TASKS TO COMPLETE:
- A) Check whether each statement agrees with the Q&A on historic walls: (i) Three WWU historians were asked to examine three walls from history; (ii) the Great Wall of China was built within a single decade; (iii) the Great Wall made it easier to tax trade. For each, answer yes or no and quote the words of the Q&A that decide it.
- B) Continue the Q&A on historic walls past its final sentence.

SELECTION:
<<<<

Tuesday Q&A: History has given us a wealth of walls to study ... so do they work?

Welcome to "Tuesday Q&A," a weekly story where issues of broad topical interest are viewed through the lens of the research expertise of Western's faculty.

With the news coverage of the Border Wall dominating the media along with the government shutdown that continues on as a negotiating tool to fund it, Western Today asked three WWU historians - Roger Thompson, Steven Garfinkle and Amanda Eurich - to take a look back at three of the biggest walls in history - the Great Wall of China, the Maginot Line, and Hadrian's Wall - and examine their efficacy and cost to help answer one basic question: Did they work?

The Great Wall of China: WWU Professor of History Roger R. Thompson

The Great Wall of China is a series of walls and fortifications built over the course of hundreds of years across thousands of miles of China’s northern border as way of protecting the country from invading nomadic groups such as the Mongols. As well as its defensive benefits, the Great Wall also created choke points which allowed for the easier taxation of incoming and outgoing trade into neighboring areas or along the Silk Road.

>>>>

STORED DATA:

<<<<

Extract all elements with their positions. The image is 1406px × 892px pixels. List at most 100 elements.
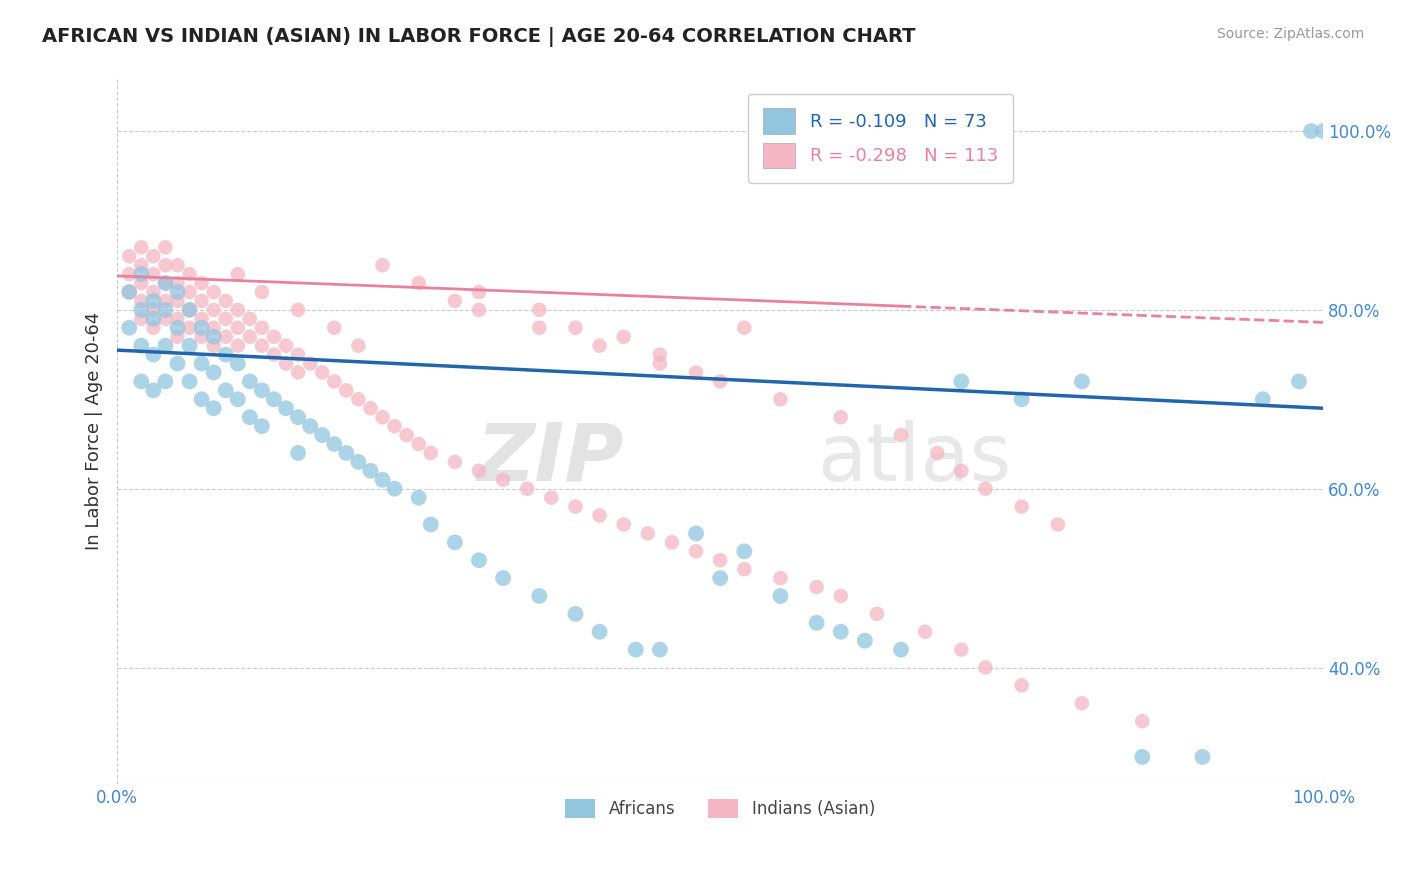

>>>>

FINAL ANSWERS:
- A)
(i) Yes: "asked three WWU historians - Roger Thompson, Steven Garfinkle and Amanda Eurich - to take a look back at three of the biggest walls in history"
(ii) No: "built over the course of hundreds of years"
(iii) Yes: "created choke points which allowed for the easier taxation of incoming and outgoing trade"

- B)
Work on the wall went on in China for more than 1,000 years. How big a threat were the Mongols and other nomadic groups at the time, and did the threat justify the incredible expense and effort of the wall?

RT:  After China’s first emperor decided to link together some sections of walls built by the warring states he defeated, the nomads’ access to Chinese goods was limited.  This tension between the Chinese and the nomads continued into the next dynasty.  Chinese policy-makers were divided: should the Han army march north and defeat the nomads, or should a peaceful approach be taken that would allow for trade and cultural interaction?  Both approaches were expensive, for the Chinese gave monetary gifts to the nomads that were then used to buy Chinese goods.

Why didn’t the Great Wall keep the Mongols out of China?

RT:   When the Mongols began their conquest of China, the Great Wall we can see today did not exist.  The Chinese had already retreated to the south and the leaders and armies remaining in the north, walls or no walls, were no match for the Mongols.  Soon the Mongols controlled all of China.  No need for northern walls then.  But dynasties come and go and like those before them, the Mongol dynasty ended and the Mongols retreated north.  This is when the story gets really interesting.

Why is that?  Did the Mongols continue to be a threat?

RT:  Yes they were and the Ming dynasty, which had restored the Chinese to power, was determined to expand and defend that power.  Over the course of several hundred years, enormous resources were poured into building the stone-faced walls, watch towers, and fortresses that we now know as the Great Wall of China.  This effort was largely successful on a tactical level, although determined attackers could find ways to get through the wall or go around it.  The Great Wall was the answer for leaders who just wanted to exclude the Mongols from Chinese life.  But some Chinese argued for war, while others were willing to compromise.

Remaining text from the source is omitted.